§ Request
Tally every line of the listing where the string "page" is found, and state the total alone.
-- Dataset excerpts start --
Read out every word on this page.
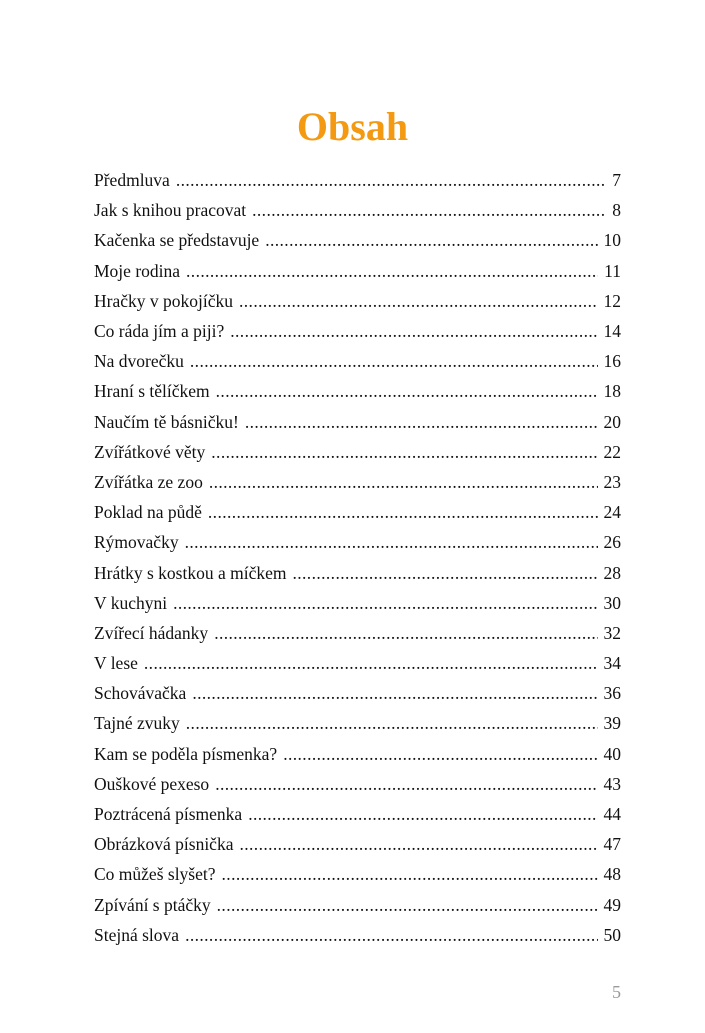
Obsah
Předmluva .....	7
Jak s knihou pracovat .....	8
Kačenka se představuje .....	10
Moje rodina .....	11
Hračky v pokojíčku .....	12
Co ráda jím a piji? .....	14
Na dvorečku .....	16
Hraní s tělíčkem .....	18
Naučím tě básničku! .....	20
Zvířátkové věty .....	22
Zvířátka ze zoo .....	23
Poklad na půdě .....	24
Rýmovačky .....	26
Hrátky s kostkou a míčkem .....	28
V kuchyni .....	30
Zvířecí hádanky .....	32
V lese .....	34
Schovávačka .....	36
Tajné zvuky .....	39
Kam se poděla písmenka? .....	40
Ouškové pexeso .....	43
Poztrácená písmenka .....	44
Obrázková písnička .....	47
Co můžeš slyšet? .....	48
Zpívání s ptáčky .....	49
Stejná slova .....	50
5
-- Dataset excerpts end --
-- Dataset excerpts start --
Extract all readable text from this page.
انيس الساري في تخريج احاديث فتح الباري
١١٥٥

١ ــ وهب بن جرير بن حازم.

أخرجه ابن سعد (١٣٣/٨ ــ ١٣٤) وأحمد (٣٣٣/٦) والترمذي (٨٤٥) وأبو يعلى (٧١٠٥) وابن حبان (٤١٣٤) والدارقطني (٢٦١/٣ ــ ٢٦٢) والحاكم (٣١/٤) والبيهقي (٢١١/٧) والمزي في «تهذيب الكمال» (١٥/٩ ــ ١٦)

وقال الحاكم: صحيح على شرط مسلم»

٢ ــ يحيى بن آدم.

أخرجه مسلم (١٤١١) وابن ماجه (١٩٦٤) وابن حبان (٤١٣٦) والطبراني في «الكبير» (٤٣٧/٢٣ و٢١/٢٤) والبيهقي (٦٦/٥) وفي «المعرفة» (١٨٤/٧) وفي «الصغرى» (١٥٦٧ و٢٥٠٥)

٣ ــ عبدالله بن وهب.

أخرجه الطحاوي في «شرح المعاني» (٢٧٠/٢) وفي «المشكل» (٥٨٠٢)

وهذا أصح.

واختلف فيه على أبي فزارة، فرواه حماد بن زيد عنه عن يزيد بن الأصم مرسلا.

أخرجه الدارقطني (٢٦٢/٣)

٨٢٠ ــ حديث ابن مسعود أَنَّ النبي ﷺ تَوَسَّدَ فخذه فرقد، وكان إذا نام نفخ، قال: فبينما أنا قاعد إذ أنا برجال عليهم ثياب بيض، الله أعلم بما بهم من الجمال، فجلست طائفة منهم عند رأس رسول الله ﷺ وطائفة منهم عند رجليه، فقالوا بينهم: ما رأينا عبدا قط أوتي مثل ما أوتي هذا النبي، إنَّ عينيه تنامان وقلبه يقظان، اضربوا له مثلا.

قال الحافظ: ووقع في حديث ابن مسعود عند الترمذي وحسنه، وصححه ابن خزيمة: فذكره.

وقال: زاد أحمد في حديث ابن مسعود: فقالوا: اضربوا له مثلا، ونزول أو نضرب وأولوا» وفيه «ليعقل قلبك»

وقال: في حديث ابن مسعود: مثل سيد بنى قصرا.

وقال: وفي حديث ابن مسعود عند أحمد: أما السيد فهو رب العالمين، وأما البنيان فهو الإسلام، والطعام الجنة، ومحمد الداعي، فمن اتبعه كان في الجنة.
-- Dataset excerpts end --
-- Dataset excerpts start --
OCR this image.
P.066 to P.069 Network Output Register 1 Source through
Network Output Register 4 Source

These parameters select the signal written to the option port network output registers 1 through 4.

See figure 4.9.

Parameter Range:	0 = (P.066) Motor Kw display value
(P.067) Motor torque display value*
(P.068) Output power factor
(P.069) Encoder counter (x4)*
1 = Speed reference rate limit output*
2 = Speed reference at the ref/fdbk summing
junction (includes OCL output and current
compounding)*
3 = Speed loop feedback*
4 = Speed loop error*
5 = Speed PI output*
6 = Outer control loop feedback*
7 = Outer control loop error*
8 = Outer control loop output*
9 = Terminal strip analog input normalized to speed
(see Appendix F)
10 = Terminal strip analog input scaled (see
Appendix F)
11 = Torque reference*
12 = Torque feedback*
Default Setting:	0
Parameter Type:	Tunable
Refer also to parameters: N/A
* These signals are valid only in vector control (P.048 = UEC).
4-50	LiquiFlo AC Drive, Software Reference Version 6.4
-- Dataset excerpts end --
§ Reply to the task
2